**Text:**
TzBfG § 14 Abs. 2 Satz 2
GG Art. 33 Abs. 2
Das Anschlussverbot des § 14 Abs. 2 Satz 2 TzBfG enthält anders als die Vorgängerregelung des § 1 Abs. 3 BeschFG 1996 keine zeitliche Begrenzung.

Dies gilt auch für den Öffentlichen Dienst. § 14 Abs. 2 Satz 2 TzBfG ist im Hinblick auf Art. 33 Abs. 2 GG nicht dahingehend verfassungskonform auszulegen, dass im Bereich des Öffentlichen Dienstes auf das Anschlussverbot verzichtet werden muss, wenn sich der oder die Beste bei der Bewerbung durchsetzt, der oder diejenige zuvor aber bereits bei diesem Arbeitgeber beschäftigt war.


Landesarbeitsgericht Berlin-Brandenburg Im Namen des Volkes Urteil

Verkündet am 27. Februar 2009

13 Sa 2170/08

In Sachen

hat das Landesarbeitsgericht Berlin-Brandenburg, 13. Kammer, auf die mündliche Verhandlung vom 27. Februar 2009 durch den Vorsitzenden Richter am Landesarbeitsgericht Dr. F. als Vorsitzender sowie die ehrenamtlichen Richter Herr C. und Herr G.

für Recht erkannt:

Tenor:

I. Die Berufung der Klägerin gegen das Urteil des Arbeitsgerichts Berlin vom 19.09.2008 - 58 Ca 7476/08 - wird auf ihre Kosten zurückgewiesen.

II. Die Revision wird nicht zugelassen.

Tatbestand:

Die Parteien streiten um die wirksame Befristung ihres Arbeitsvertrages sowie um die Weiterbeschäftigung der Klägerin.

Die Klägerin war bei der Beklagten, der Bundesrepublik Deutschland, vertreten durch das Bundesministerium für G., bereits in der Zeit vom 01. März 1995 bis einschließlich 29. Februar 1996 befristet beschäftigt (vgl. den Arbeitsvertrag vom 01. März 1995 in Kopie Bl. 2 - 3 d. A.). Unter dem Datum 12.09./18.09.2006 schlossen die Parteien erneut einen befristeten Arbeitsvertrag für die Zeit vom 01. Oktober 2006 bis zum 30. September 2008. Einen sachlichen Grund für die Befristung hat die Beklagte weder im Vertrag noch während des gesamten Rechtsstreits angegeben.

**Bereitgestellte Daten:**
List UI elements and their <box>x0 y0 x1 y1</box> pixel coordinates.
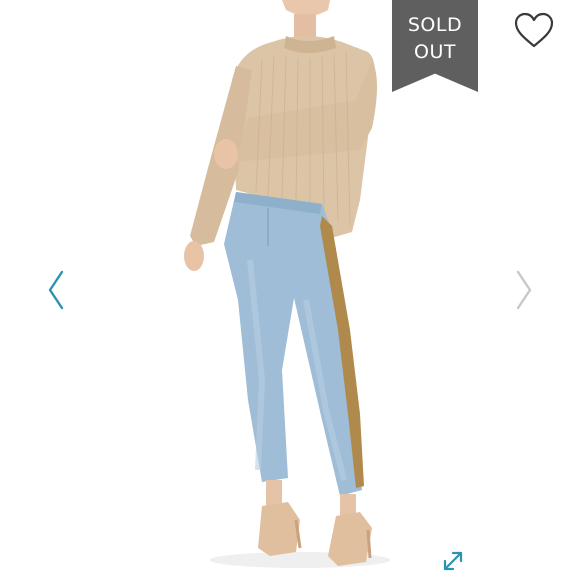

**Aufgabe:** Schreiben Sie aus dem Urteil den Abschnitt zwischen „hat das Landesarbeitsgericht“ und „Weiterbeschäftigung der Klägerin.“, beide Stellen eingeschlossen, wortgetreu ab.

**Antwort:**
hat das Landesarbeitsgericht Berlin-Brandenburg, 13. Kammer, auf die mündliche Verhandlung vom 27. Februar 2009 durch den Vorsitzenden Richter am Landesarbeitsgericht Dr. F. als Vorsitzender sowie die ehrenamtlichen Richter Herr C. und Herr G.

für Recht erkannt:

Tenor:

I. Die Berufung der Klägerin gegen das Urteil des Arbeitsgerichts Berlin vom 19.09.2008 - 58 Ca 7476/08 - wird auf ihre Kosten zurückgewiesen.

II. Die Revision wird nicht zugelassen.

Tatbestand:

Die Parteien streiten um die wirksame Befristung ihres Arbeitsvertrages sowie um die Weiterbeschäftigung der Klägerin.